--- Start Records provided ---

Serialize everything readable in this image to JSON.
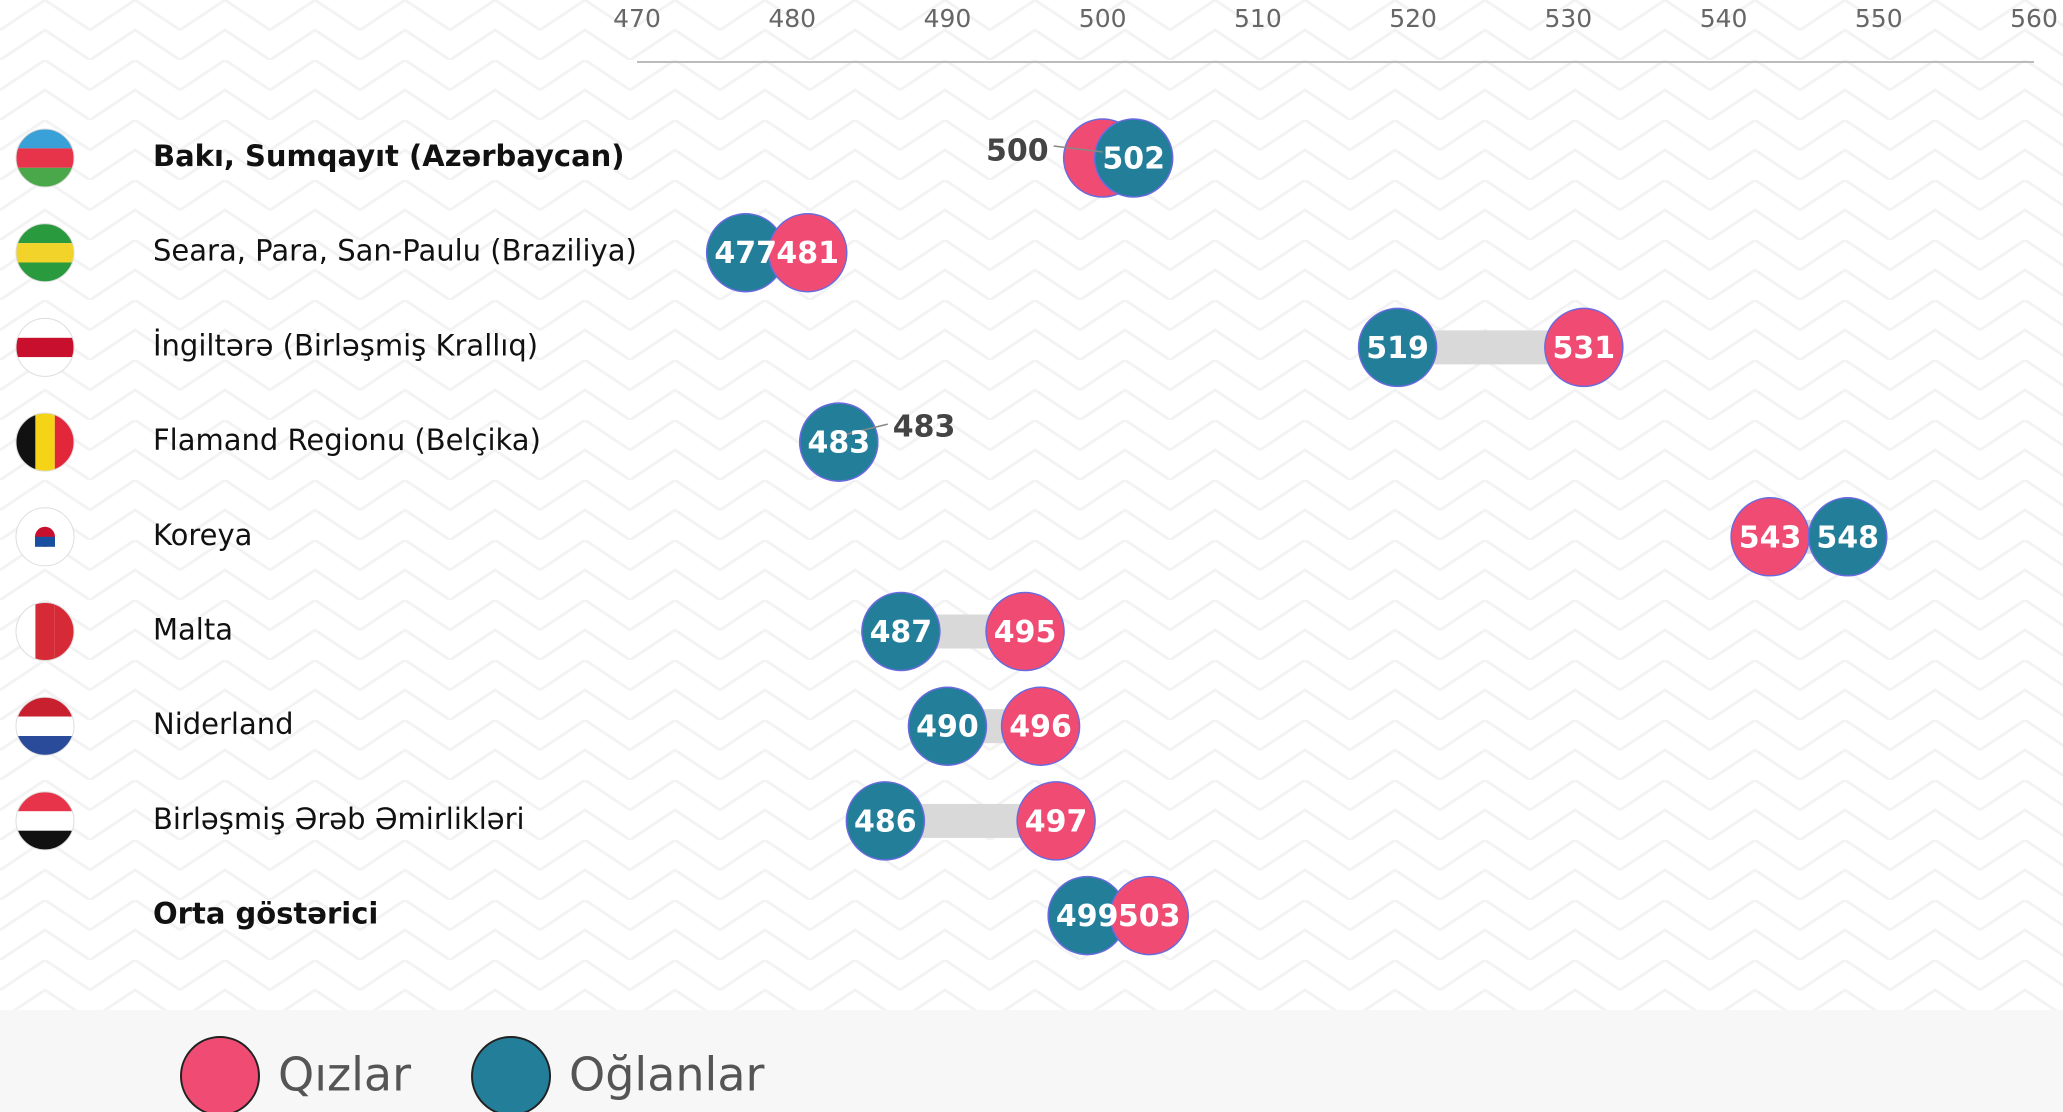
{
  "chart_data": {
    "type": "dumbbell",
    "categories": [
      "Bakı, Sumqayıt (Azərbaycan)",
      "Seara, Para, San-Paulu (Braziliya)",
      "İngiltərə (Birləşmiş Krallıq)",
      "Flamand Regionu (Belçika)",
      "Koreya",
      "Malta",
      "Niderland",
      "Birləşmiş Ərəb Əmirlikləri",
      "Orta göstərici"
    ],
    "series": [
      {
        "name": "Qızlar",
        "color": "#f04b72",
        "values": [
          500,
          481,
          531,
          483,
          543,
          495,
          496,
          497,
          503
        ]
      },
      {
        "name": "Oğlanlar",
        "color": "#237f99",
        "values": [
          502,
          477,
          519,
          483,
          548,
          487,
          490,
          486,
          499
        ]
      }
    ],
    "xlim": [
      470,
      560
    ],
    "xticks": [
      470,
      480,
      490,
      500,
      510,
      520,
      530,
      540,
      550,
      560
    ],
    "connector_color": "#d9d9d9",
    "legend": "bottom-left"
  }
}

--- End Records provided ---

◆ What is required
Give back all entries exactly. No pictures belong in the copy.

◆ Result
Serialize everything readable in this image to JSON.
{
  "chart_data": {
    "type": "dumbbell",
    "categories": [
      "Bakı, Sumqayıt (Azərbaycan)",
      "Seara, Para, San-Paulu (Braziliya)",
      "İngiltərə (Birləşmiş Krallıq)",
      "Flamand Regionu (Belçika)",
      "Koreya",
      "Malta",
      "Niderland",
      "Birləşmiş Ərəb Əmirlikləri",
      "Orta göstərici"
    ],
    "series": [
      {
        "name": "Qızlar",
        "color": "#f04b72",
        "values": [
          500,
          481,
          531,
          483,
          543,
          495,
          496,
          497,
          503
        ]
      },
      {
        "name": "Oğlanlar",
        "color": "#237f99",
        "values": [
          502,
          477,
          519,
          483,
          548,
          487,
          490,
          486,
          499
        ]
      }
    ],
    "xlim": [
      470,
      560
    ],
    "xticks": [
      470,
      480,
      490,
      500,
      510,
      520,
      530,
      540,
      550,
      560
    ],
    "connector_color": "#d9d9d9",
    "legend": "bottom-left"
  }
}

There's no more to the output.